In the entries that follow, count each line containing "unter" and state the total, nothing more.

[Stored records]
/---
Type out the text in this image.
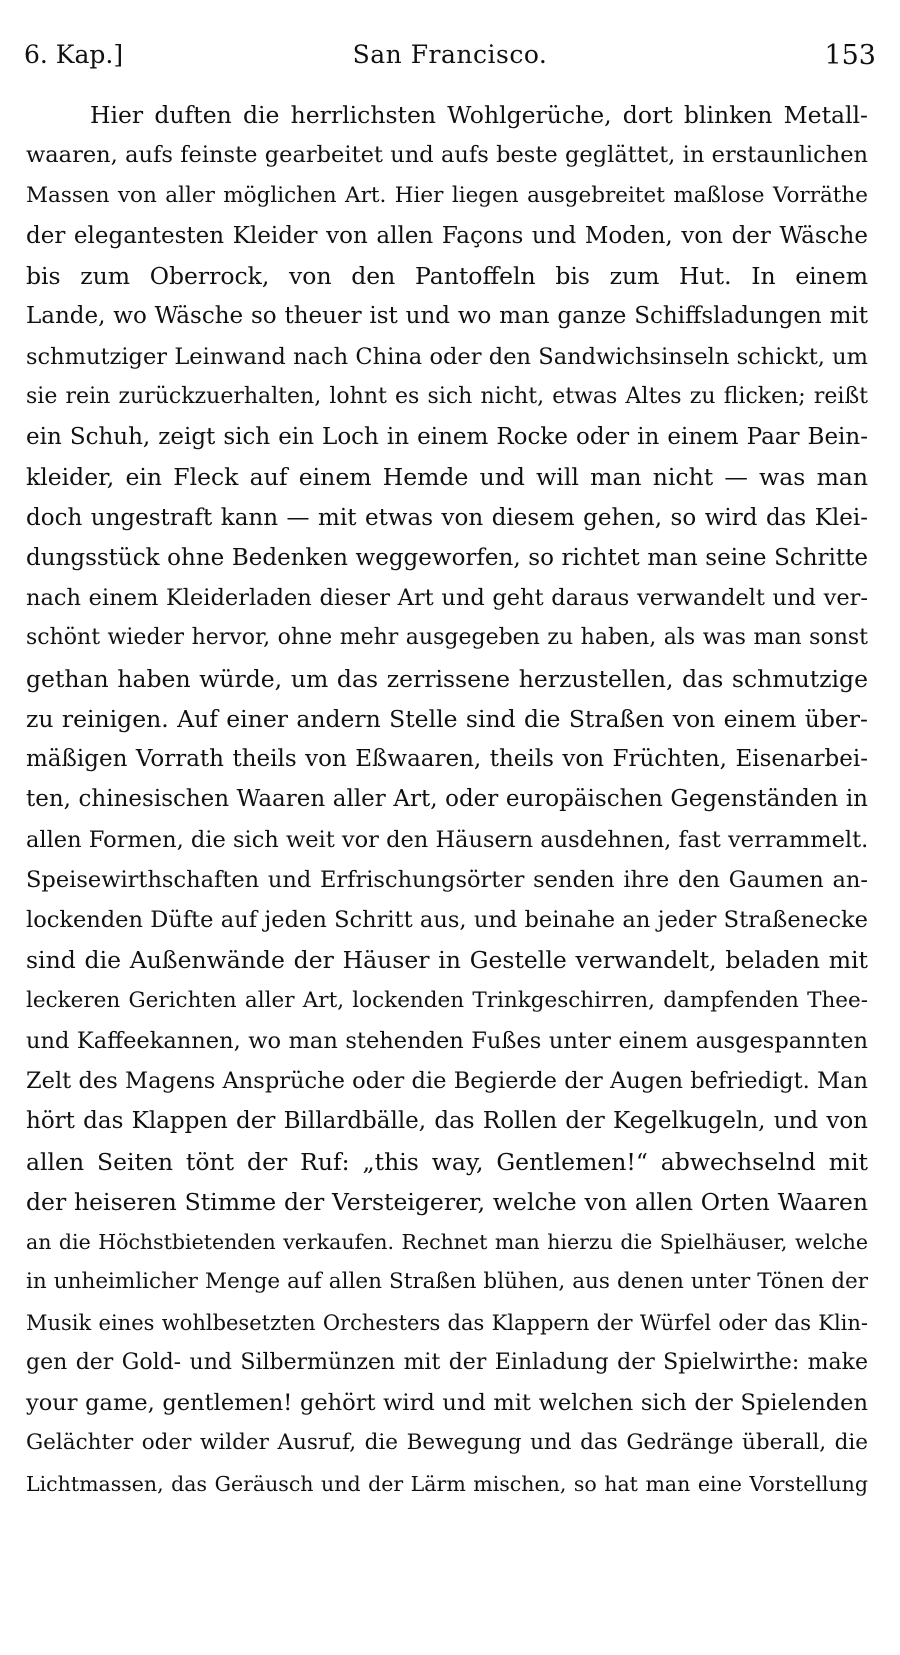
6. Kap.]	San Francisco.	153
Hier duften die herrlichsten Wohlgerüche, dort blinken Metall-
waaren, aufs feinste gearbeitet und aufs beste geglättet, in erstaunlichen
Massen von aller möglichen Art. Hier liegen ausgebreitet maßlose Vorräthe
der elegantesten Kleider von allen Façons und Moden, von der Wäsche
bis zum Oberrock, von den Pantoffeln bis zum Hut. In einem
Lande, wo Wäsche so theuer ist und wo man ganze Schiffsladungen mit
schmutziger Leinwand nach China oder den Sandwichsinseln schickt, um
sie rein zurückzuerhalten, lohnt es sich nicht, etwas Altes zu flicken; reißt
ein Schuh, zeigt sich ein Loch in einem Rocke oder in einem Paar Bein-
kleider, ein Fleck auf einem Hemde und will man nicht — was man
doch ungestraft kann — mit etwas von diesem gehen, so wird das Klei-
dungsstück ohne Bedenken weggeworfen, so richtet man seine Schritte
nach einem Kleiderladen dieser Art und geht daraus verwandelt und ver-
schönt wieder hervor, ohne mehr ausgegeben zu haben, als was man sonst
gethan haben würde, um das zerrissene herzustellen, das schmutzige
zu reinigen. Auf einer andern Stelle sind die Straßen von einem über-
mäßigen Vorrath theils von Eßwaaren, theils von Früchten, Eisenarbei-
ten, chinesischen Waaren aller Art, oder europäischen Gegenständen in
allen Formen, die sich weit vor den Häusern ausdehnen, fast verrammelt.
Speisewirthschaften und Erfrischungsörter senden ihre den Gaumen an-
lockenden Düfte auf jeden Schritt aus, und beinahe an jeder Straßenecke
sind die Außenwände der Häuser in Gestelle verwandelt, beladen mit
leckeren Gerichten aller Art, lockenden Trinkgeschirren, dampfenden Thee-
und Kaffeekannen, wo man stehenden Fußes unter einem ausgespannten
Zelt des Magens Ansprüche oder die Begierde der Augen befriedigt. Man
hört das Klappen der Billardbälle, das Rollen der Kegelkugeln, und von
allen Seiten tönt der Ruf: „this way, Gentlemen!“ abwechselnd mit
der heiseren Stimme der Versteigerer, welche von allen Orten Waaren
an die Höchstbietenden verkaufen. Rechnet man hierzu die Spielhäuser, welche
in unheimlicher Menge auf allen Straßen blühen, aus denen unter Tönen der
Musik eines wohlbesetzten Orchesters das Klappern der Würfel oder das Klin-
gen der Gold- und Silbermünzen mit der Einladung der Spielwirthe: make
your game, gentlemen! gehört wird und mit welchen sich der Spielenden
Gelächter oder wilder Ausruf, die Bewegung und das Gedränge überall, die
Lichtmassen, das Geräusch und der Lärm mischen, so hat man eine Vorstellung
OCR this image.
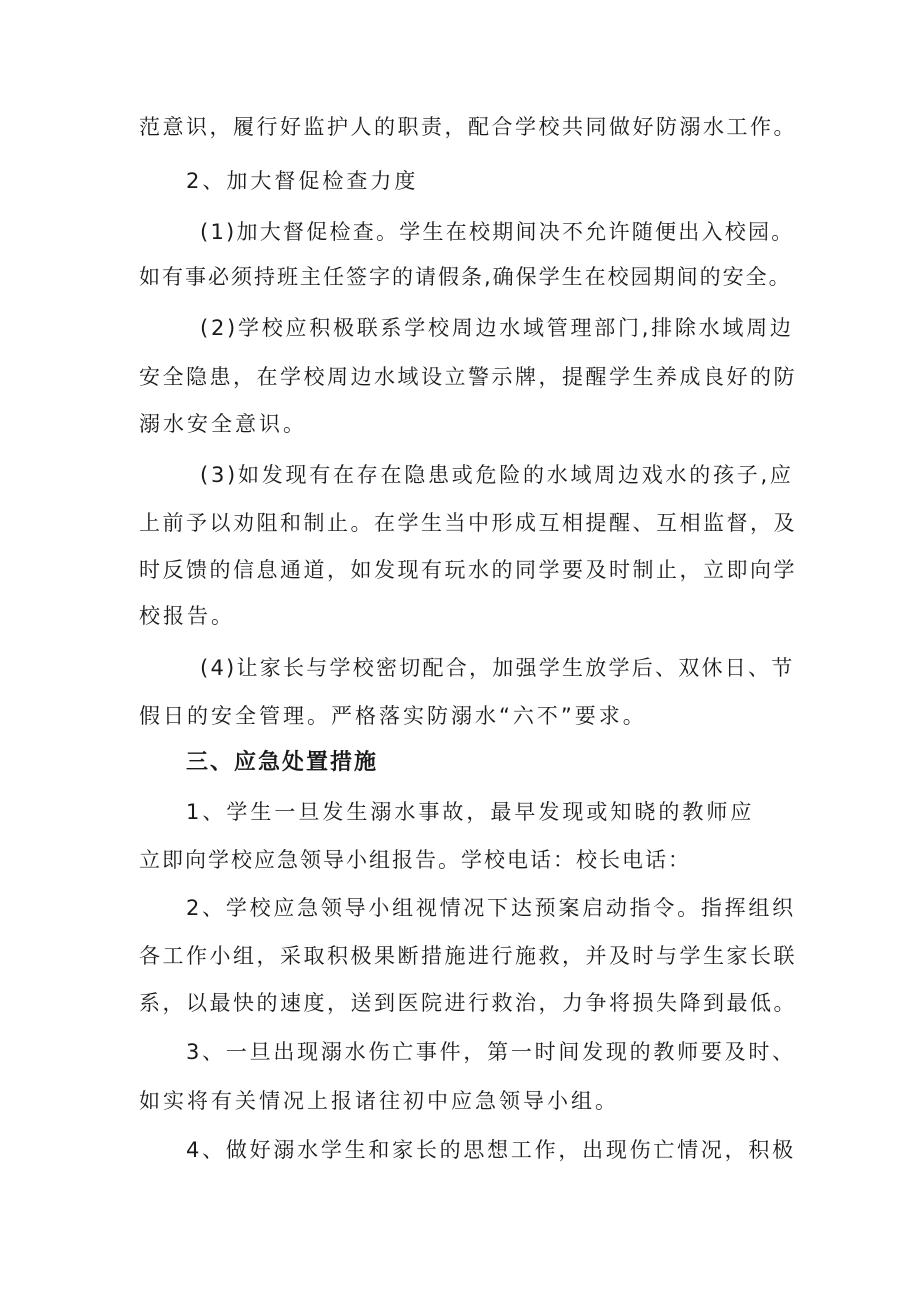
范意识，履行好监护人的职责，配合学校共同做好防溺水工作。
2、加大督促检查力度
(1)加大督促检查。学生在校期间决不允许随便出入校园。
如有事必须持班主任签字的请假条,确保学生在校园期间的安全。
(2)学校应积极联系学校周边水域管理部门,排除水域周边
安全隐患，在学校周边水域设立警示牌，提醒学生养成良好的防
溺水安全意识。
(3)如发现有在存在隐患或危险的水域周边戏水的孩子,应
上前予以劝阻和制止。在学生当中形成互相提醒、互相监督，及
时反馈的信息通道，如发现有玩水的同学要及时制止，立即向学
校报告。
(4)让家长与学校密切配合，加强学生放学后、双休日、节
假日的安全管理。严格落实防溺水“六不”要求。
三、应急处置措施
1、学生一旦发生溺水事故，最早发现或知晓的教师应
立即向学校应急领导小组报告。学校电话：校长电话：
2、学校应急领导小组视情况下达预案启动指令。指挥组织
各工作小组，采取积极果断措施进行施救，并及时与学生家长联
系，以最快的速度，送到医院进行救治，力争将损失降到最低。
3、一旦出现溺水伤亡事件，第一时间发现的教师要及时、
如实将有关情况上报诸往初中应急领导小组。
4、做好溺水学生和家长的思想工作，出现伤亡情况，积极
\---
◆ The reply: 2